RECORD EXTRACTS:
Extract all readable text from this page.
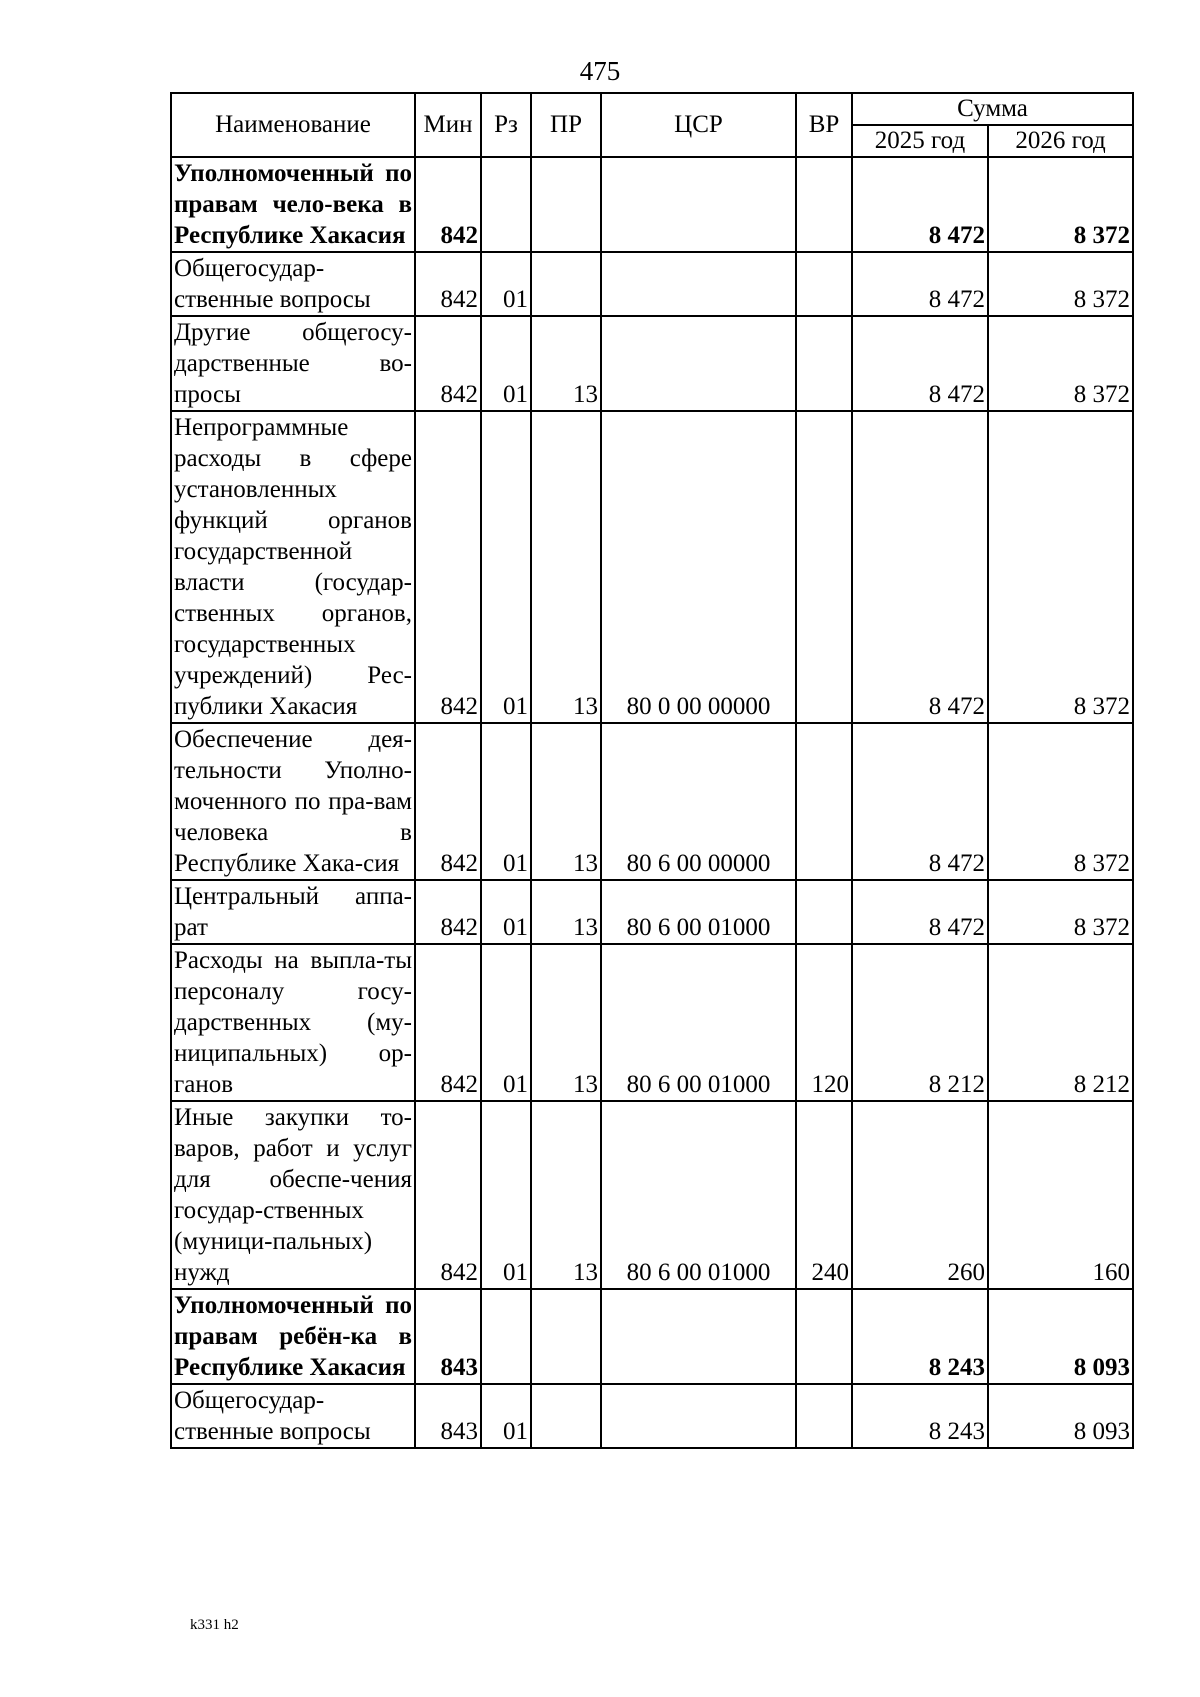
475
Наименование	Мин	Рз	ПР	ЦСР	ВР	Сумма	
						2025 год	2026 год
Уполномоченный по правам чело-века в Республике Хакасия	842					8 472	8 372
Общегосудар-ственные вопросы	842	01				8 472	8 372
Другие общегосу-дарственные во-просы	842	01	13			8 472	8 372
Непрограммные расходы в сфере установленных функций органов государственной власти (государ-ственных органов, государственных учреждений) Рес-публики Хакасия	842	01	13	80 0 00 00000		8 472	8 372
Обеспечение дея-тельности Уполно-моченного по пра-вам человека в Республике Хака-сия	842	01	13	80 6 00 00000		8 472	8 372
Центральный аппа-рат	842	01	13	80 6 00 01000		8 472	8 372
Расходы на выпла-ты персоналу госу-дарственных (му-ниципальных) ор-ганов	842	01	13	80 6 00 01000	120	8 212	8 212
Иные закупки то-варов, работ и услуг для обеспе-чения государ-ственных (муници-пальных) нужд	842	01	13	80 6 00 01000	240	260	160
Уполномоченный по правам ребён-ка в Республике Хакасия	843					8 243	8 093
Общегосудар-ственные вопросы	843	01				8 243	8 093
k331 h2
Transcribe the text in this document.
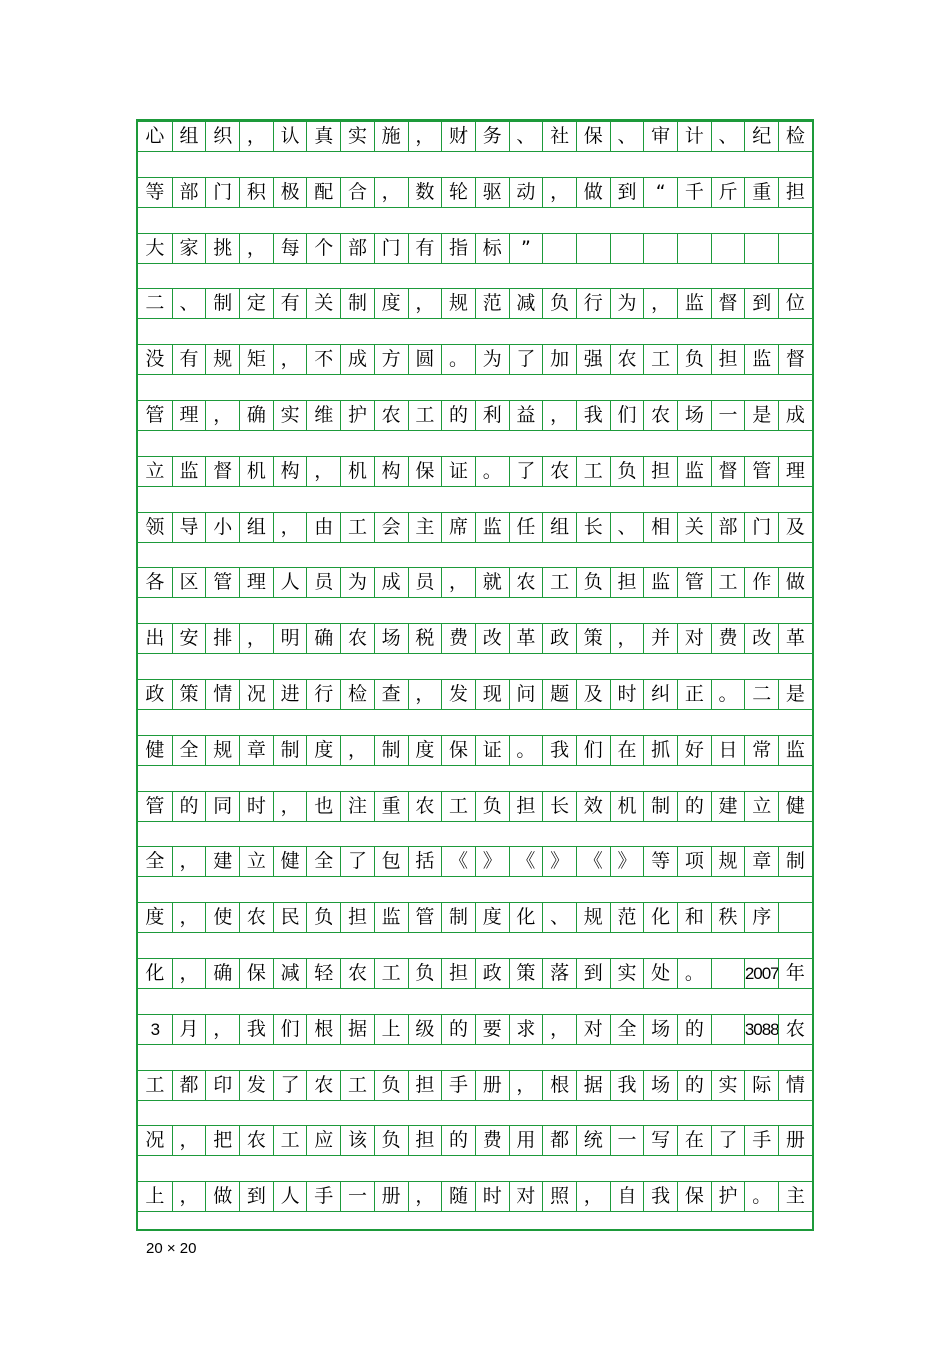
心 组 织 ， 认 真 实 施 ， 财 务 、 社 保 、 审 计 、 纪 检
等 部 门 积 极 配 合 ， 数 轮 驱 动 ， 做 到	“	千 斤 重 担
大 家 挑 ， 每 个 部 门 有 指 标	”
二 、 制 定 有 关 制 度 ， 规 范 减 负 行 为 ， 监 督 到 位
没 有 规 矩 ， 不 成 方 圆 。 为 了 加 强 农 工 负 担 监 督
管 理 ， 确 实 维 护 农 工 的 利 益 ， 我 们 农 场 一 是 成
立 监 督 机 构 ， 机 构 保 证 。 了 农 工 负 担 监 督 管 理
领 导 小 组 ， 由 工 会 主 席 监 任 组 长 、 相 关 部 门 及
各 区 管 理 人 员 为 成 员 ， 就 农 工 负 担 监 管 工 作 做
出 安 排 ， 明 确 农 场 税 费 改 革 政 策 ， 并 对 费 改 革
政 策 情 况 进 行 检 查 ， 发 现 问 题 及 时 纠 正 。 二 是
健 全 规 章 制 度 ， 制 度 保 证 。 我 们 在 抓 好 日 常 监
管 的 同 时 ， 也 注 重 农 工 负 担 长 效 机 制 的 建 立 健
全 ， 建 立 健 全 了 包 括 《 》 《 》 《 》 等 项 规 章 制
度 ， 使 农 民 负 担 监 管 制 度 化 、 规 范 化 和 秩 序
化 ， 确 保 减 轻 农 工 负 担 政 策 落 到 实 处 。	2007 年
3	月 ， 我 们 根 据 上 级 的 要 求 ， 对 全 场 的	3088 农
工 都 印 发 了 农 工 负 担 手 册 ， 根 据 我 场 的 实 际 情
况 ， 把 农 工 应 该 负 担 的 费 用 都 统 一 写 在 了 手 册
上 ， 做 到 人 手 一 册 ， 随 时 对 照 ， 自 我 保 护 。 主
20 × 20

BRIEF:
All preceding records should be duplicated verbatim, images excepted.

OUTPUT FOR THIS EXERCISE:
Extract all readable text from this page.
475
Наименование	Мин	Рз	ПР	ЦСР	ВР	Сумма	
						2025 год	2026 год
Уполномоченный по правам чело-века в Республике Хакасия	842					8 472	8 372
Общегосудар-ственные вопросы	842	01				8 472	8 372
Другие общегосу-дарственные во-просы	842	01	13			8 472	8 372
Непрограммные расходы в сфере установленных функций органов государственной власти (государ-ственных органов, государственных учреждений) Рес-публики Хакасия	842	01	13	80 0 00 00000		8 472	8 372
Обеспечение дея-тельности Уполно-моченного по пра-вам человека в Республике Хака-сия	842	01	13	80 6 00 00000		8 472	8 372
Центральный аппа-рат	842	01	13	80 6 00 01000		8 472	8 372
Расходы на выпла-ты персоналу госу-дарственных (му-ниципальных) ор-ганов	842	01	13	80 6 00 01000	120	8 212	8 212
Иные закупки то-варов, работ и услуг для обеспе-чения государ-ственных (муници-пальных) нужд	842	01	13	80 6 00 01000	240	260	160
Уполномоченный по правам ребён-ка в Республике Хакасия	843					8 243	8 093
Общегосудар-ственные вопросы	843	01				8 243	8 093
k331 h2
Transcribe the text in this document.
心 组 织 ， 认 真 实 施 ， 财 务 、 社 保 、 审 计 、 纪 检
等 部 门 积 极 配 合 ， 数 轮 驱 动 ， 做 到	“	千 斤 重 担
大 家 挑 ， 每 个 部 门 有 指 标	”
二 、 制 定 有 关 制 度 ， 规 范 减 负 行 为 ， 监 督 到 位
没 有 规 矩 ， 不 成 方 圆 。 为 了 加 强 农 工 负 担 监 督
管 理 ， 确 实 维 护 农 工 的 利 益 ， 我 们 农 场 一 是 成
立 监 督 机 构 ， 机 构 保 证 。 了 农 工 负 担 监 督 管 理
领 导 小 组 ， 由 工 会 主 席 监 任 组 长 、 相 关 部 门 及
各 区 管 理 人 员 为 成 员 ， 就 农 工 负 担 监 管 工 作 做
出 安 排 ， 明 确 农 场 税 费 改 革 政 策 ， 并 对 费 改 革
政 策 情 况 进 行 检 查 ， 发 现 问 题 及 时 纠 正 。 二 是
健 全 规 章 制 度 ， 制 度 保 证 。 我 们 在 抓 好 日 常 监
管 的 同 时 ， 也 注 重 农 工 负 担 长 效 机 制 的 建 立 健
全 ， 建 立 健 全 了 包 括 《 》 《 》 《 》 等 项 规 章 制
度 ， 使 农 民 负 担 监 管 制 度 化 、 规 范 化 和 秩 序
化 ， 确 保 减 轻 农 工 负 担 政 策 落 到 实 处 。	2007 年
3	月 ， 我 们 根 据 上 级 的 要 求 ， 对 全 场 的	3088 农
工 都 印 发 了 农 工 负 担 手 册 ， 根 据 我 场 的 实 际 情
况 ， 把 农 工 应 该 负 担 的 费 用 都 统 一 写 在 了 手 册
上 ， 做 到 人 手 一 册 ， 随 时 对 照 ， 自 我 保 护 。 主
20 × 20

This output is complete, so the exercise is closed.